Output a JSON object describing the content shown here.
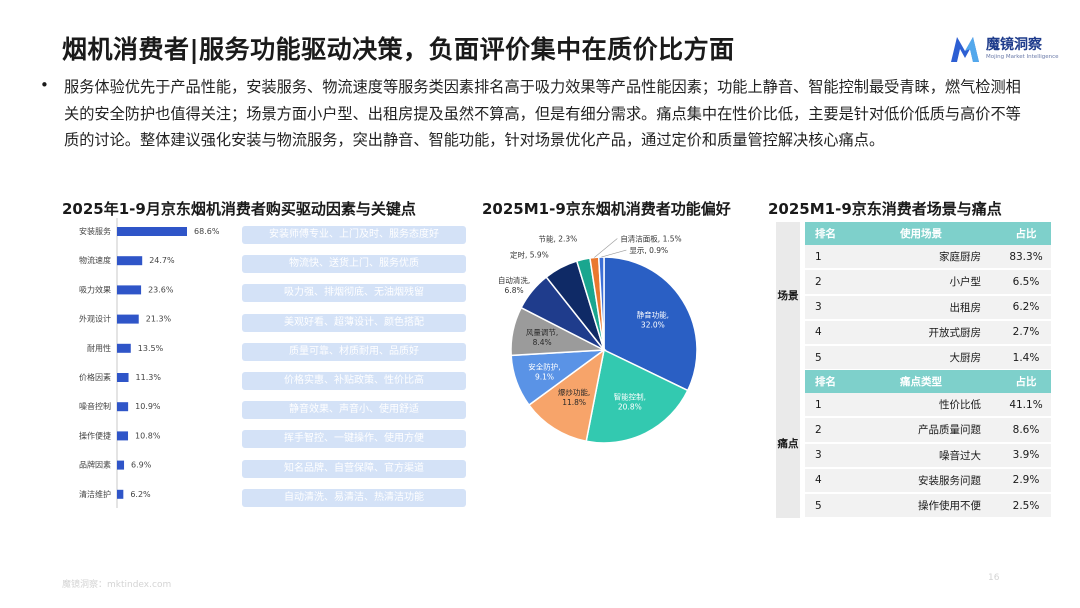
{
  "header": {
    "title": "烟机消费者|服务功能驱动决策，负面评价集中在质价比方面",
    "brand_cn": "魔镜洞察",
    "brand_en": "Mojing Market Intelligence"
  },
  "summary": {
    "bullet": "•",
    "text": "服务体验优先于产品性能，安装服务、物流速度等服务类因素排名高于吸力效果等产品性能因素；功能上静音、智能控制最受青睐，燃气检测相关的安全防护也值得关注；场景方面小户型、出租房提及虽然不算高，但是有细分需求。痛点集中在性价比低，主要是针对低价低质与高价不等质的讨论。整体建议强化安装与物流服务，突出静音、智能功能，针对场景优化产品，通过定价和质量管控解决核心痛点。"
  },
  "sections": {
    "left_title": "2025年1-9月京东烟机消费者购买驱动因素与关键点",
    "middle_title": "2025M1-9京东烟机消费者功能偏好",
    "right_title": "2025M1-9京东消费者场景与痛点"
  },
  "chart_data": [
    {
      "type": "bar",
      "orientation": "horizontal",
      "title": "2025年1-9月京东烟机消费者购买驱动因素与关键点",
      "categories": [
        "安装服务",
        "物流速度",
        "吸力效果",
        "外观设计",
        "耐用性",
        "价格因素",
        "噪音控制",
        "操作便捷",
        "品牌因素",
        "清洁维护"
      ],
      "values": [
        68.6,
        24.7,
        23.6,
        21.3,
        13.5,
        11.3,
        10.9,
        10.8,
        6.9,
        6.2
      ],
      "labels": [
        "68.6%",
        "24.7%",
        "23.6%",
        "21.3%",
        "13.5%",
        "11.3%",
        "10.9%",
        "10.8%",
        "6.9%",
        "6.2%"
      ],
      "key_points": [
        "安装师傅专业、上门及时、服务态度好",
        "物流快、送货上门、服务优质",
        "吸力强、排烟彻底、无油烟残留",
        "美观好看、超薄设计、颜色搭配",
        "质量可靠、材质耐用、品质好",
        "价格实惠、补贴政策、性价比高",
        "静音效果、声音小、使用舒适",
        "挥手智控、一键操作、使用方便",
        "知名品牌、自营保障、官方渠道",
        "自动清洗、易清洁、热清洁功能"
      ],
      "color": "#2f55c8",
      "key_point_color": "#d4e2f7"
    },
    {
      "type": "pie",
      "title": "2025M1-9京东烟机消费者功能偏好",
      "categories": [
        "静音功能",
        "智能控制",
        "爆炒功能",
        "安全防护",
        "风量调节",
        "自动清洗",
        "定时",
        "节能",
        "自清洁面板",
        "显示"
      ],
      "values": [
        32.0,
        20.8,
        11.8,
        9.1,
        8.4,
        6.8,
        5.9,
        2.3,
        1.5,
        0.9
      ],
      "labels": [
        "静音功能,",
        "智能控制,",
        "爆炒功能,",
        "安全防护,",
        "风量调节,",
        "自动清洗,",
        "定时, 5.9%",
        "节能, 2.3%",
        "自清洁面板, 1.5%",
        "显示, 0.9%"
      ],
      "value_labels": [
        "32.0%",
        "20.8%",
        "11.8%",
        "9.1%",
        "8.4%",
        "6.8%",
        "",
        "",
        "",
        ""
      ],
      "colors": [
        "#2a5fc4",
        "#33c9b0",
        "#f7a46a",
        "#5a93e6",
        "#9b9b9b",
        "#1f3c8c",
        "#0f2a66",
        "#1aa68f",
        "#e9782f",
        "#3d6fd6"
      ]
    },
    {
      "type": "table",
      "title": "2025M1-9京东消费者场景与痛点",
      "scene": {
        "side_label": "场景",
        "headers": [
          "排名",
          "使用场景",
          "占比"
        ],
        "rows": [
          [
            "1",
            "家庭厨房",
            "83.3%"
          ],
          [
            "2",
            "小户型",
            "6.5%"
          ],
          [
            "3",
            "出租房",
            "6.2%"
          ],
          [
            "4",
            "开放式厨房",
            "2.7%"
          ],
          [
            "5",
            "大厨房",
            "1.4%"
          ]
        ]
      },
      "pain": {
        "side_label": "痛点",
        "headers": [
          "排名",
          "痛点类型",
          "占比"
        ],
        "rows": [
          [
            "1",
            "性价比低",
            "41.1%"
          ],
          [
            "2",
            "产品质量问题",
            "8.6%"
          ],
          [
            "3",
            "噪音过大",
            "3.9%"
          ],
          [
            "4",
            "安装服务问题",
            "2.9%"
          ],
          [
            "5",
            "操作使用不便",
            "2.5%"
          ]
        ]
      },
      "header_color": "#7ed0cb"
    }
  ],
  "footer": {
    "source": "魔镜洞察：mktindex.com",
    "page": "16"
  }
}
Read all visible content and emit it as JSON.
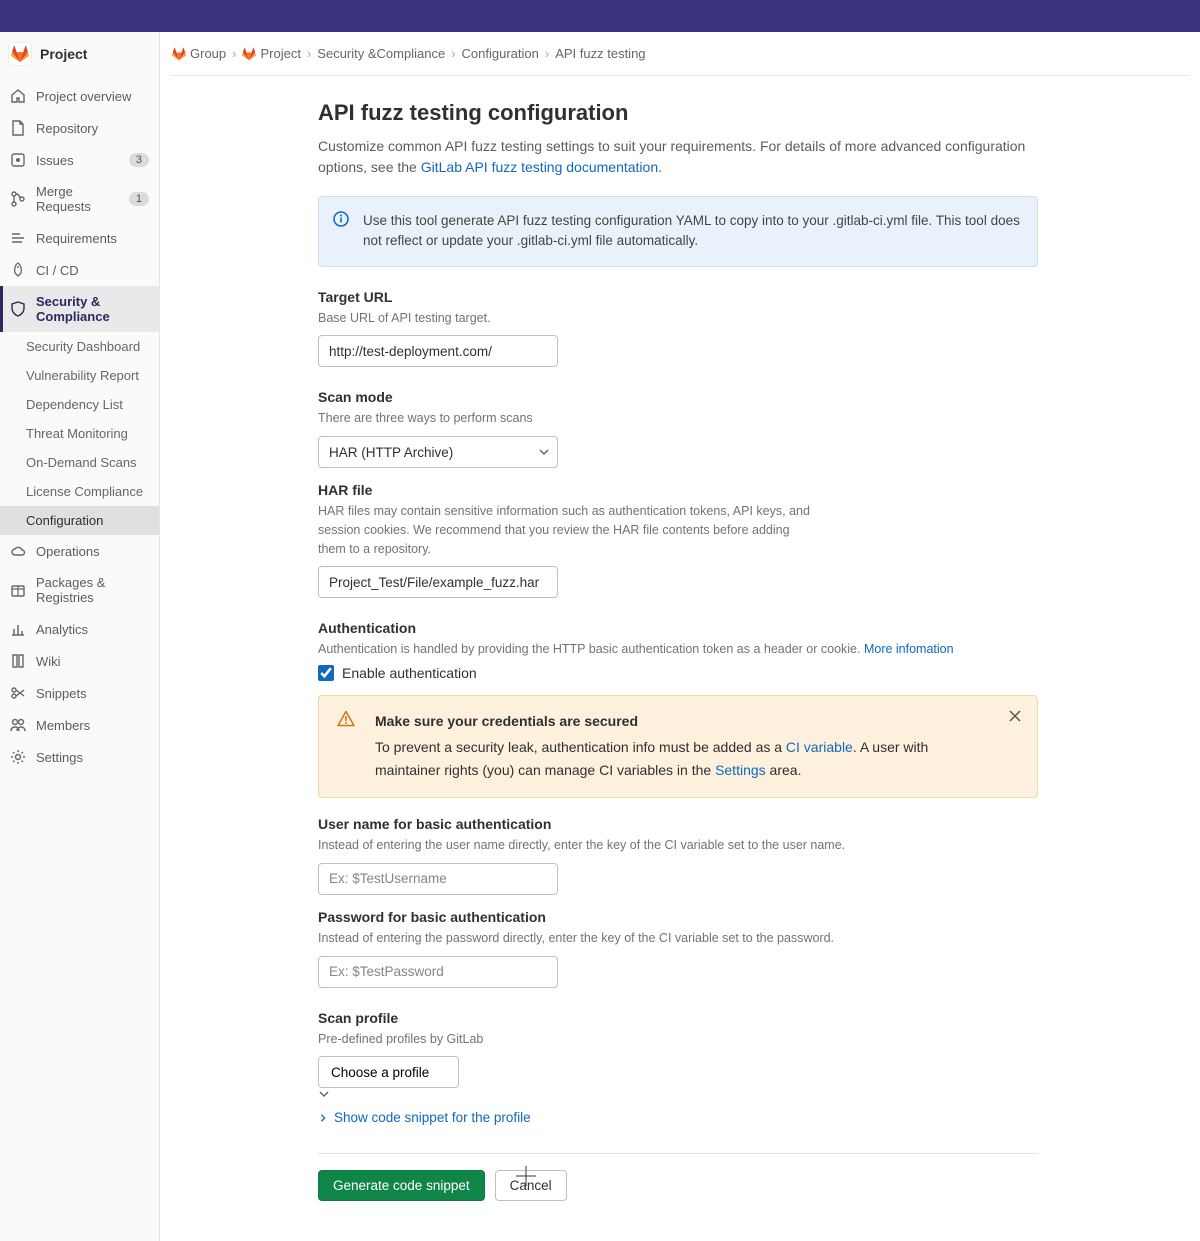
{
  "colors": {
    "topbar_bg": "#3b3480",
    "sidebar_bg": "#fafafa",
    "active_bg": "#e9e9e9",
    "active_accent": "#292961",
    "info_bg": "#e9f2fb",
    "info_border": "#cbe0f3",
    "warn_bg": "#fdf1dd",
    "warn_border": "#f0d8a8",
    "link": "#1068bf",
    "primary_btn": "#108548"
  },
  "project": {
    "name": "Project"
  },
  "sidebar": {
    "items": [
      {
        "label": "Project overview",
        "icon": "home"
      },
      {
        "label": "Repository",
        "icon": "doc"
      },
      {
        "label": "Issues",
        "icon": "issues",
        "badge": "3"
      },
      {
        "label": "Merge Requests",
        "icon": "merge",
        "badge": "1"
      },
      {
        "label": "Requirements",
        "icon": "requirements"
      },
      {
        "label": "CI / CD",
        "icon": "rocket"
      },
      {
        "label": "Security & Compliance",
        "icon": "shield",
        "active": true
      },
      {
        "label": "Operations",
        "icon": "cloud"
      },
      {
        "label": "Packages & Registries",
        "icon": "package"
      },
      {
        "label": "Analytics",
        "icon": "chart"
      },
      {
        "label": "Wiki",
        "icon": "book"
      },
      {
        "label": "Snippets",
        "icon": "snippets"
      },
      {
        "label": "Members",
        "icon": "members"
      },
      {
        "label": "Settings",
        "icon": "gear"
      }
    ],
    "sub": [
      {
        "label": "Security Dashboard"
      },
      {
        "label": "Vulnerability Report"
      },
      {
        "label": "Dependency List"
      },
      {
        "label": "Threat Monitoring"
      },
      {
        "label": "On-Demand Scans"
      },
      {
        "label": "License Compliance"
      },
      {
        "label": "Configuration",
        "active": true
      }
    ]
  },
  "breadcrumbs": {
    "items": [
      {
        "label": "Group",
        "logo": true
      },
      {
        "label": "Project",
        "logo": true
      },
      {
        "label": "Security &Compliance"
      },
      {
        "label": "Configuration"
      },
      {
        "label": "API fuzz testing"
      }
    ]
  },
  "page": {
    "title": "API fuzz testing configuration",
    "subtitle_pre": "Customize common API fuzz testing settings to suit your requirements. For details of more advanced configuration options, see the ",
    "subtitle_link": "GitLab API fuzz testing documentation",
    "subtitle_post": ".",
    "info_banner": "Use this tool generate API fuzz testing configuration YAML to copy into to your .gitlab-ci.yml file. This tool does not reflect or update your .gitlab-ci.yml file automatically."
  },
  "form": {
    "target_url": {
      "label": "Target URL",
      "hint": "Base URL of API testing target.",
      "value": "http://test-deployment.com/"
    },
    "scan_mode": {
      "label": "Scan mode",
      "hint": "There are three ways to perform scans",
      "value": "HAR (HTTP Archive)"
    },
    "har_file": {
      "label": "HAR file",
      "hint": "HAR files may contain sensitive information such as authentication tokens, API keys, and session cookies. We recommend that you review the HAR file contents before adding them to a repository.",
      "value": "Project_Test/File/example_fuzz.har"
    },
    "auth": {
      "label": "Authentication",
      "hint_pre": "Authentication is handled by providing the HTTP basic authentication token as a header or cookie. ",
      "hint_link": "More infomation",
      "checkbox_label": "Enable authentication",
      "checked": true
    },
    "warn": {
      "title": "Make sure your credentials are secured",
      "body_pre": "To prevent a security leak, authentication info must be added as a ",
      "body_link1": "CI variable",
      "body_mid": ". A user with maintainer rights (you) can manage CI variables in the ",
      "body_link2": "Settings",
      "body_post": " area."
    },
    "username": {
      "label": "User name for basic authentication",
      "hint": "Instead of entering the user name directly, enter the key of the CI variable set to the user name.",
      "placeholder": "Ex: $TestUsername"
    },
    "password": {
      "label": "Password for basic authentication",
      "hint": "Instead of entering the password directly, enter the key of the CI variable set to the password.",
      "placeholder": "Ex: $TestPassword"
    },
    "profile": {
      "label": "Scan profile",
      "hint": "Pre-defined profiles by GitLab",
      "value": "Choose a profile",
      "expand": "Show code snippet for the profile"
    },
    "buttons": {
      "generate": "Generate code snippet",
      "cancel": "Cancel"
    }
  }
}
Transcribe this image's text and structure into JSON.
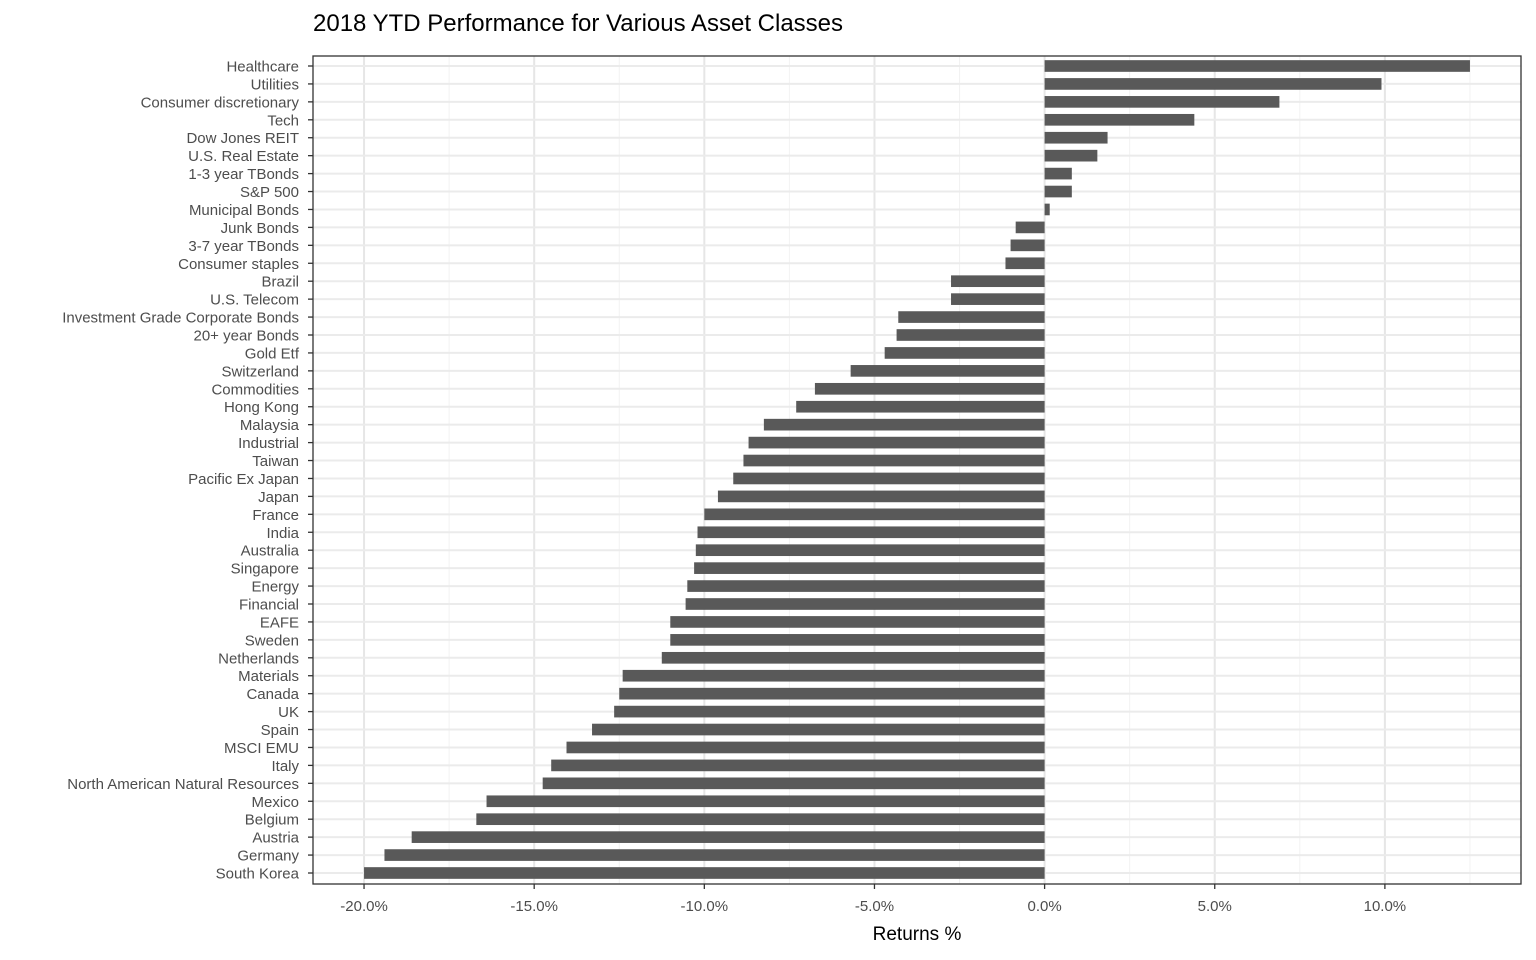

= WHAT TO PRODUCE =
Return every line of the preceding records in which the word "basic" appears.

= FINAL RESULT =
      "hint_pre": "Authentication is handled by providing the HTTP basic authentication token as a header or cookie. ",
      "label": "User name for basic authentication",
      "label": "Password for basic authentication",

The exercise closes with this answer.